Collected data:
++++++
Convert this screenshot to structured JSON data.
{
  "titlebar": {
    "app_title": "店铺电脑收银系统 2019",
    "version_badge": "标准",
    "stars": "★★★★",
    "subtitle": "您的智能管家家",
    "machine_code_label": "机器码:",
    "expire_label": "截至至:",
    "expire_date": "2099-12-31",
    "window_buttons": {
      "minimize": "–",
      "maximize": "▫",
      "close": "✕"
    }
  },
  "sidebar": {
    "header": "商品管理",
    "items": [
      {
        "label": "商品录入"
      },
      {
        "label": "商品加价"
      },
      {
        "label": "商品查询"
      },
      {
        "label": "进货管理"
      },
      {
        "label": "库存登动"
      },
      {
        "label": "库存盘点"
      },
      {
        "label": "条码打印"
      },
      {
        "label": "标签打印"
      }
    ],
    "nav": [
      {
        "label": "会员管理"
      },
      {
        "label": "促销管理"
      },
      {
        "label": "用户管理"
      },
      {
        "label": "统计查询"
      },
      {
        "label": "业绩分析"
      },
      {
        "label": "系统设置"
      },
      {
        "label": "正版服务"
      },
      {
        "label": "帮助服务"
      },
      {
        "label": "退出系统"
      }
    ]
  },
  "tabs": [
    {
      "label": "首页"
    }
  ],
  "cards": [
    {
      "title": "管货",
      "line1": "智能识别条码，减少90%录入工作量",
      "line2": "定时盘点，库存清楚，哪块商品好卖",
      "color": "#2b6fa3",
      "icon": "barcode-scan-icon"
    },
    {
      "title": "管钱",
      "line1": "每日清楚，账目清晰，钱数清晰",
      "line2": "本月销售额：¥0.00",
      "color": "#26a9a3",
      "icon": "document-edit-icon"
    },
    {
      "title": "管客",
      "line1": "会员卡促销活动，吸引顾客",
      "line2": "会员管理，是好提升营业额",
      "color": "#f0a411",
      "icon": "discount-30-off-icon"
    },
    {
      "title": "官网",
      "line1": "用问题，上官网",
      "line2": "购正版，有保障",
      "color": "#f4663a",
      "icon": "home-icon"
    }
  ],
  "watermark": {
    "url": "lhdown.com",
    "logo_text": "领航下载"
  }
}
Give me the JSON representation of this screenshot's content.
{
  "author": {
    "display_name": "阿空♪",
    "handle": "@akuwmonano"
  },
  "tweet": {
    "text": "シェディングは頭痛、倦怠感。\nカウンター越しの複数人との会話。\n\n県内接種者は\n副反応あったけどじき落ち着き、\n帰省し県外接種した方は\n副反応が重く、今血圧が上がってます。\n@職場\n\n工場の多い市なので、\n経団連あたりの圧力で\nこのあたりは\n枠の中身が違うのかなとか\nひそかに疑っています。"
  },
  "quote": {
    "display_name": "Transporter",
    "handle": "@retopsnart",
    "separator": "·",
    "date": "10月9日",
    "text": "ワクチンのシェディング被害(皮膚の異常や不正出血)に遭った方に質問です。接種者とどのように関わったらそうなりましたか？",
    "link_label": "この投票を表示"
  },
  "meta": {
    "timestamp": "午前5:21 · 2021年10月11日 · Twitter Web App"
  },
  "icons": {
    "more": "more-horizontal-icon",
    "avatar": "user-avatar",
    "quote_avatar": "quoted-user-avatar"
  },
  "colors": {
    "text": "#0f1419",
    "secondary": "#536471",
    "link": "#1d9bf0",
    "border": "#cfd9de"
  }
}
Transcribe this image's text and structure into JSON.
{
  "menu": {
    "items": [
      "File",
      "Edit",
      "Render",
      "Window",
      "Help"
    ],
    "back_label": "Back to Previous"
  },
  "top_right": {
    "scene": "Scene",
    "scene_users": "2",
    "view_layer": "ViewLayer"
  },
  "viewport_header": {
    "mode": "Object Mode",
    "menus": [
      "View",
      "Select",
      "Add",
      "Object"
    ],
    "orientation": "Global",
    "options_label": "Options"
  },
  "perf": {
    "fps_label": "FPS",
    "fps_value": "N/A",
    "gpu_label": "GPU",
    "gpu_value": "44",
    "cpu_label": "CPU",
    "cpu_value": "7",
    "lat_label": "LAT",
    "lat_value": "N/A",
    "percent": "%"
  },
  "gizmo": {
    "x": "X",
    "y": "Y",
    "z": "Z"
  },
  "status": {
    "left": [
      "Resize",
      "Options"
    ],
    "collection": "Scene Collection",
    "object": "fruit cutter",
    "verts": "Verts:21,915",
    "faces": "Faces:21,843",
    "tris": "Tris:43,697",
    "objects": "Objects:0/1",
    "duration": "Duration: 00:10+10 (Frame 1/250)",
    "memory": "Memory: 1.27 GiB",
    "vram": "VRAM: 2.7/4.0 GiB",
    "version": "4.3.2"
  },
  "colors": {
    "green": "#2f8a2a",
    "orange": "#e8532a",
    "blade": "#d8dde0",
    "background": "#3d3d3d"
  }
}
++++++
[WHAT TO WORK ON]:
Return every entry verbatim.

[OUTPUT BELOW]:
Convert this screenshot to structured JSON data.
{
  "titlebar": {
    "app_title": "店铺电脑收银系统 2019",
    "version_badge": "标准",
    "stars": "★★★★",
    "subtitle": "您的智能管家家",
    "machine_code_label": "机器码:",
    "expire_label": "截至至:",
    "expire_date": "2099-12-31",
    "window_buttons": {
      "minimize": "–",
      "maximize": "▫",
      "close": "✕"
    }
  },
  "sidebar": {
    "header": "商品管理",
    "items": [
      {
        "label": "商品录入"
      },
      {
        "label": "商品加价"
      },
      {
        "label": "商品查询"
      },
      {
        "label": "进货管理"
      },
      {
        "label": "库存登动"
      },
      {
        "label": "库存盘点"
      },
      {
        "label": "条码打印"
      },
      {
        "label": "标签打印"
      }
    ],
    "nav": [
      {
        "label": "会员管理"
      },
      {
        "label": "促销管理"
      },
      {
        "label": "用户管理"
      },
      {
        "label": "统计查询"
      },
      {
        "label": "业绩分析"
      },
      {
        "label": "系统设置"
      },
      {
        "label": "正版服务"
      },
      {
        "label": "帮助服务"
      },
      {
        "label": "退出系统"
      }
    ]
  },
  "tabs": [
    {
      "label": "首页"
    }
  ],
  "cards": [
    {
      "title": "管货",
      "line1": "智能识别条码，减少90%录入工作量",
      "line2": "定时盘点，库存清楚，哪块商品好卖",
      "color": "#2b6fa3",
      "icon": "barcode-scan-icon"
    },
    {
      "title": "管钱",
      "line1": "每日清楚，账目清晰，钱数清晰",
      "line2": "本月销售额：¥0.00",
      "color": "#26a9a3",
      "icon": "document-edit-icon"
    },
    {
      "title": "管客",
      "line1": "会员卡促销活动，吸引顾客",
      "line2": "会员管理，是好提升营业额",
      "color": "#f0a411",
      "icon": "discount-30-off-icon"
    },
    {
      "title": "官网",
      "line1": "用问题，上官网",
      "line2": "购正版，有保障",
      "color": "#f4663a",
      "icon": "home-icon"
    }
  ],
  "watermark": {
    "url": "lhdown.com",
    "logo_text": "领航下载"
  }
}
Give me the JSON representation of this screenshot's content.
{
  "author": {
    "display_name": "阿空♪",
    "handle": "@akuwmonano"
  },
  "tweet": {
    "text": "シェディングは頭痛、倦怠感。\nカウンター越しの複数人との会話。\n\n県内接種者は\n副反応あったけどじき落ち着き、\n帰省し県外接種した方は\n副反応が重く、今血圧が上がってます。\n@職場\n\n工場の多い市なので、\n経団連あたりの圧力で\nこのあたりは\n枠の中身が違うのかなとか\nひそかに疑っています。"
  },
  "quote": {
    "display_name": "Transporter",
    "handle": "@retopsnart",
    "separator": "·",
    "date": "10月9日",
    "text": "ワクチンのシェディング被害(皮膚の異常や不正出血)に遭った方に質問です。接種者とどのように関わったらそうなりましたか？",
    "link_label": "この投票を表示"
  },
  "meta": {
    "timestamp": "午前5:21 · 2021年10月11日 · Twitter Web App"
  },
  "icons": {
    "more": "more-horizontal-icon",
    "avatar": "user-avatar",
    "quote_avatar": "quoted-user-avatar"
  },
  "colors": {
    "text": "#0f1419",
    "secondary": "#536471",
    "link": "#1d9bf0",
    "border": "#cfd9de"
  }
}
Transcribe this image's text and structure into JSON.
{
  "menu": {
    "items": [
      "File",
      "Edit",
      "Render",
      "Window",
      "Help"
    ],
    "back_label": "Back to Previous"
  },
  "top_right": {
    "scene": "Scene",
    "scene_users": "2",
    "view_layer": "ViewLayer"
  },
  "viewport_header": {
    "mode": "Object Mode",
    "menus": [
      "View",
      "Select",
      "Add",
      "Object"
    ],
    "orientation": "Global",
    "options_label": "Options"
  },
  "perf": {
    "fps_label": "FPS",
    "fps_value": "N/A",
    "gpu_label": "GPU",
    "gpu_value": "44",
    "cpu_label": "CPU",
    "cpu_value": "7",
    "lat_label": "LAT",
    "lat_value": "N/A",
    "percent": "%"
  },
  "gizmo": {
    "x": "X",
    "y": "Y",
    "z": "Z"
  },
  "status": {
    "left": [
      "Resize",
      "Options"
    ],
    "collection": "Scene Collection",
    "object": "fruit cutter",
    "verts": "Verts:21,915",
    "faces": "Faces:21,843",
    "tris": "Tris:43,697",
    "objects": "Objects:0/1",
    "duration": "Duration: 00:10+10 (Frame 1/250)",
    "memory": "Memory: 1.27 GiB",
    "vram": "VRAM: 2.7/4.0 GiB",
    "version": "4.3.2"
  },
  "colors": {
    "green": "#2f8a2a",
    "orange": "#e8532a",
    "blade": "#d8dde0",
    "background": "#3d3d3d"
  }
}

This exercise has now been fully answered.